[Excerpts from a figure dataset]
-*-*-
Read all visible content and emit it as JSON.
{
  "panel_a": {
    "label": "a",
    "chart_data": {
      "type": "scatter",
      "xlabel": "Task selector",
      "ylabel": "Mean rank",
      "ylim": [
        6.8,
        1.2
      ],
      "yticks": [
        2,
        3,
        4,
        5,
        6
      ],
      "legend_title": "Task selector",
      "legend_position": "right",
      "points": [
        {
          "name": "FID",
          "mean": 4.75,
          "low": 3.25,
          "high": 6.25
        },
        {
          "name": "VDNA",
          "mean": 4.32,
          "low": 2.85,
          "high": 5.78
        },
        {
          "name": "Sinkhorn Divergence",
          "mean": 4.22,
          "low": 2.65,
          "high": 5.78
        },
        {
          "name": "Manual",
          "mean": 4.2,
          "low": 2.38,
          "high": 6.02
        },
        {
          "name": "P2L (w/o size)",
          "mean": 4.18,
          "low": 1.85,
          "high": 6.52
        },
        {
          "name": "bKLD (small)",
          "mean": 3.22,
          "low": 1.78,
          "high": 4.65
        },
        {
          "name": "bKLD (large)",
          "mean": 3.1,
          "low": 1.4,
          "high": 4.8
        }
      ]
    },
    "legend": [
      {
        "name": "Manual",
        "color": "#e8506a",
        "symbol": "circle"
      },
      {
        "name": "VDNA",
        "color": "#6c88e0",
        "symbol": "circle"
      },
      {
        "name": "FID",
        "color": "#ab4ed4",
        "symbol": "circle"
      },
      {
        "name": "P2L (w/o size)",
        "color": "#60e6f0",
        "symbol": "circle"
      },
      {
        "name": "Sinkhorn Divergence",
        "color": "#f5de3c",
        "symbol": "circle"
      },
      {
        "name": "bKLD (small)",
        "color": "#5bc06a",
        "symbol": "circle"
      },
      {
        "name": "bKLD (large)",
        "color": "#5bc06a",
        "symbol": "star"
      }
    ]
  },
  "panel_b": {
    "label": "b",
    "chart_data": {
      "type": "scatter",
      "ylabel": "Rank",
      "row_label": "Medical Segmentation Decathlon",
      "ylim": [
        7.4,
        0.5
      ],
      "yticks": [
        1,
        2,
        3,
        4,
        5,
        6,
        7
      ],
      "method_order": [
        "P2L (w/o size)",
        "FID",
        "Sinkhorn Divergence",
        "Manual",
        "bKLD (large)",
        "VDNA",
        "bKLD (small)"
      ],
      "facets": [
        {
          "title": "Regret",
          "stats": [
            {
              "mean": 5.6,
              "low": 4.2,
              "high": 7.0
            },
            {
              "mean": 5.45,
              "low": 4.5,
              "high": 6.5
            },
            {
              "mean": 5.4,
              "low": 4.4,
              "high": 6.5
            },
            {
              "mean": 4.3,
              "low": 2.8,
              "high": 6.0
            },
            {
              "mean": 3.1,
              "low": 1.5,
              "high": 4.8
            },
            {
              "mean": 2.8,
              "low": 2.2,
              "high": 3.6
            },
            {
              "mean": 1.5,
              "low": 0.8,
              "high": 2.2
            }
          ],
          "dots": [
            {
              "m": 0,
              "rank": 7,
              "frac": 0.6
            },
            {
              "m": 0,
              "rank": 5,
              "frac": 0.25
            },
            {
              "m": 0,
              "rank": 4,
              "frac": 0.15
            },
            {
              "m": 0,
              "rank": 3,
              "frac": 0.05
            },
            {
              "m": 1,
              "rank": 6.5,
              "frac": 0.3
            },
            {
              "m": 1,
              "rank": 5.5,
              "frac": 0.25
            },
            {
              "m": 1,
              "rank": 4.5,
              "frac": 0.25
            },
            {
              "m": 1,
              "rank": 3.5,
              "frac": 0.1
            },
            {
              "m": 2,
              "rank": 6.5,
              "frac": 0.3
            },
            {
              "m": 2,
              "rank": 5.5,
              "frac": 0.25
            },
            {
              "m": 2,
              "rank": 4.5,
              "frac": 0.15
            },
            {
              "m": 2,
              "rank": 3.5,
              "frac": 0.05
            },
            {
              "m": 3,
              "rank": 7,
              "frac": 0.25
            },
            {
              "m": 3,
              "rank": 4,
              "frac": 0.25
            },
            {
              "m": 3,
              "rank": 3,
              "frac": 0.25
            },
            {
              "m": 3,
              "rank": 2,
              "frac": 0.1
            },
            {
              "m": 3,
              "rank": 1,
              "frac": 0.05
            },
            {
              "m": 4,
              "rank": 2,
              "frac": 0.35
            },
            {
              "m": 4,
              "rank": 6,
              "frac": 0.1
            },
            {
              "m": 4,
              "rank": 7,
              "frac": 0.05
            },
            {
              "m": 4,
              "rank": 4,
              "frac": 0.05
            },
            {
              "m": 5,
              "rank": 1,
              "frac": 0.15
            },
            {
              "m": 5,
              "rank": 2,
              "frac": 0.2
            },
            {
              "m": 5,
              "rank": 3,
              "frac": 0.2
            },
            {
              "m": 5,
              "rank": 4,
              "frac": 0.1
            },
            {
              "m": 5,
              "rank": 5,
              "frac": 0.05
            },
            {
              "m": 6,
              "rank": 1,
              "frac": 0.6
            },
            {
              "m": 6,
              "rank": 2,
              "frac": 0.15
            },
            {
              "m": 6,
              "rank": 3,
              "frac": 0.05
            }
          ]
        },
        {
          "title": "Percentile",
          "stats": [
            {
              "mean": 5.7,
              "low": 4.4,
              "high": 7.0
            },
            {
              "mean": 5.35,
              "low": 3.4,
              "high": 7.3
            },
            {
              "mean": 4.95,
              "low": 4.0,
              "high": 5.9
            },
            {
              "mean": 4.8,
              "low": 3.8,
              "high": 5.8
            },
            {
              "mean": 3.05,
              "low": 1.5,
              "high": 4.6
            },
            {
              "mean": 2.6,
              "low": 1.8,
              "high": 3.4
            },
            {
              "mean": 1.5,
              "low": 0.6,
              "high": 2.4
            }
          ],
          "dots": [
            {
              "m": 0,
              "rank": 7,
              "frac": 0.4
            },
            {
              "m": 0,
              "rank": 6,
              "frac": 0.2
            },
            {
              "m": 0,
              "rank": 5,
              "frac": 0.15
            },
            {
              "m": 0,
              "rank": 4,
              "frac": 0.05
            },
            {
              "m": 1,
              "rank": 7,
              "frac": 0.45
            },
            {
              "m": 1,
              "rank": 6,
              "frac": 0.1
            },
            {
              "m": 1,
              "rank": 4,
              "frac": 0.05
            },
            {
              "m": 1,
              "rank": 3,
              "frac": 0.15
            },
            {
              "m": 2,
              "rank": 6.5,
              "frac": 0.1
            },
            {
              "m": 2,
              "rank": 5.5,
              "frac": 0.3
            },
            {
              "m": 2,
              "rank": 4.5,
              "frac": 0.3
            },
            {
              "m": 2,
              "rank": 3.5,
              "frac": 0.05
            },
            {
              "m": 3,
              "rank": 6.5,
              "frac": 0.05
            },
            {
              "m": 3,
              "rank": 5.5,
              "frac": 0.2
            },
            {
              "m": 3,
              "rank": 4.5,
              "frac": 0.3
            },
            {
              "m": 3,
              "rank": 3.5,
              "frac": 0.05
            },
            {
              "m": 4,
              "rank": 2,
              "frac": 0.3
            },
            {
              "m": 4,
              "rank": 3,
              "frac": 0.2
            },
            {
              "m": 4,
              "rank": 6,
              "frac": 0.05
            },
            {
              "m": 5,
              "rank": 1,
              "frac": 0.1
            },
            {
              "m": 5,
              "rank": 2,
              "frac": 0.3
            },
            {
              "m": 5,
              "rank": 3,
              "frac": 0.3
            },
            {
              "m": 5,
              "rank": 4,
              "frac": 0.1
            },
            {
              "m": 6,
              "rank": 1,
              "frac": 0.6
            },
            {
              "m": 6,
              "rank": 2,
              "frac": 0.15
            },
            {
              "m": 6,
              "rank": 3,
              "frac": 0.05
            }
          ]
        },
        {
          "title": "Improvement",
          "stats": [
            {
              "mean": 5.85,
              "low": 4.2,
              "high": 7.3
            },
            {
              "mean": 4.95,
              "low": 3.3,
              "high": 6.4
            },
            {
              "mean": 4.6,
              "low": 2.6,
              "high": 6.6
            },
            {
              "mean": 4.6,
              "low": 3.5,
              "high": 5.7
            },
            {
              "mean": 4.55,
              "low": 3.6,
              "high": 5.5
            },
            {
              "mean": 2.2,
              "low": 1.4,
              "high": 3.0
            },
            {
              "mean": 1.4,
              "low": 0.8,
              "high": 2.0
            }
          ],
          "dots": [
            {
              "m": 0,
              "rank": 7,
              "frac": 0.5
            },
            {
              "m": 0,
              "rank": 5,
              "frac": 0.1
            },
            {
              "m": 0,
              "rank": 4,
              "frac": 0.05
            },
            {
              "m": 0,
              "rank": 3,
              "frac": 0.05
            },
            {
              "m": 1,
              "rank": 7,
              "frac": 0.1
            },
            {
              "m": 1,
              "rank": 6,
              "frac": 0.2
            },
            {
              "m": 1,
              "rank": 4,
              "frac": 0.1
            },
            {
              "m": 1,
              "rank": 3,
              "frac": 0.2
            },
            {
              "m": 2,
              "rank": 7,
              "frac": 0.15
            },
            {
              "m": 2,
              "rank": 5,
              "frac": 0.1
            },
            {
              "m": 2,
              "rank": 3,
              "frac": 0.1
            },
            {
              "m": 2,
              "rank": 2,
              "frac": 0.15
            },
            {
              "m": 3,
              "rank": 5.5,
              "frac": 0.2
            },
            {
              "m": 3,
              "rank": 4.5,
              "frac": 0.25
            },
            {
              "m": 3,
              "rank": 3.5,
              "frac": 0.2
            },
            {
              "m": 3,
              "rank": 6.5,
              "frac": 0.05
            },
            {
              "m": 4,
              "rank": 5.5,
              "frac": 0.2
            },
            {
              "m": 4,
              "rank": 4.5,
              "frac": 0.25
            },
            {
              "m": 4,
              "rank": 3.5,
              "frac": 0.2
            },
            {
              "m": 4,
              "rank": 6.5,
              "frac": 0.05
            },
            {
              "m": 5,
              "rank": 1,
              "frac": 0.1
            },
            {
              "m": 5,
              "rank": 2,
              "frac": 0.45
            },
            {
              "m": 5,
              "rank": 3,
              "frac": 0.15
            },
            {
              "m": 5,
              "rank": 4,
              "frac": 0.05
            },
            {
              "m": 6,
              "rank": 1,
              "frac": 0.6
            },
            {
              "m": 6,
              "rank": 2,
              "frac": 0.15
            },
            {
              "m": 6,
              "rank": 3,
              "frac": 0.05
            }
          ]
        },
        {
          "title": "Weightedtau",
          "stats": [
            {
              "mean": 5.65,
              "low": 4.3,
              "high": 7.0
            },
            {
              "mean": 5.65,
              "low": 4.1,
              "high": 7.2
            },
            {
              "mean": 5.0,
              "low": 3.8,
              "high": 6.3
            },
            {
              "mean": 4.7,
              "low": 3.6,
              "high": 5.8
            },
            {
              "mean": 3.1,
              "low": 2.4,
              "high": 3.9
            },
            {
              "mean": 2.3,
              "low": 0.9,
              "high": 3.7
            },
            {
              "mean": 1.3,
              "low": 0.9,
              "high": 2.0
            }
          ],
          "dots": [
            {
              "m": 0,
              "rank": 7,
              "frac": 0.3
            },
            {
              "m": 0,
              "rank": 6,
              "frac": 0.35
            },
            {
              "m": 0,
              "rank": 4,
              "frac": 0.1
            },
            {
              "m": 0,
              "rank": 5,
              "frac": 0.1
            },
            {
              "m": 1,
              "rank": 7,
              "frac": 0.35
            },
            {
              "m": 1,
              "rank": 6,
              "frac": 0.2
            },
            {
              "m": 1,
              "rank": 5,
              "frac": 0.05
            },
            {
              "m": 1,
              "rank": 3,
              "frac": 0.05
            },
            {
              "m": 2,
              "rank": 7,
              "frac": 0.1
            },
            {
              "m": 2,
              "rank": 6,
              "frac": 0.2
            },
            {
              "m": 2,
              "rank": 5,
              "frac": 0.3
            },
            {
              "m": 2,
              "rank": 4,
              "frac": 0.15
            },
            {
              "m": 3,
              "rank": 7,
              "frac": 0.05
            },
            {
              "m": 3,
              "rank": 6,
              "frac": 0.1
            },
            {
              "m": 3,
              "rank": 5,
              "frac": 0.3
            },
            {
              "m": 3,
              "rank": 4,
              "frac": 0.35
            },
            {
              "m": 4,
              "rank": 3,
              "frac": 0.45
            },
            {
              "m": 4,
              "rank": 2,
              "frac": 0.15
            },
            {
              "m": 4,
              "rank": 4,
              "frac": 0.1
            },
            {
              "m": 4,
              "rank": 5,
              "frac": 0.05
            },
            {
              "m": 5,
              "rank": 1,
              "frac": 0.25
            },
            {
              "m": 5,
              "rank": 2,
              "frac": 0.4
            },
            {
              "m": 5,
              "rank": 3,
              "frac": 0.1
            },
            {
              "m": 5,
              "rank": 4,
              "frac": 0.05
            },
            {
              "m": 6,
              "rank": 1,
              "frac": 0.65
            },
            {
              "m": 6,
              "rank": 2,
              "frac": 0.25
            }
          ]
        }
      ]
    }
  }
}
-*-*-
→ Your instructions
Search the data above for the word "large", then gather each line in which it appears.

→ Solution to this problem
          "name": "bKLD (large)",
        "name": "bKLD (large)",
        "bKLD (large)",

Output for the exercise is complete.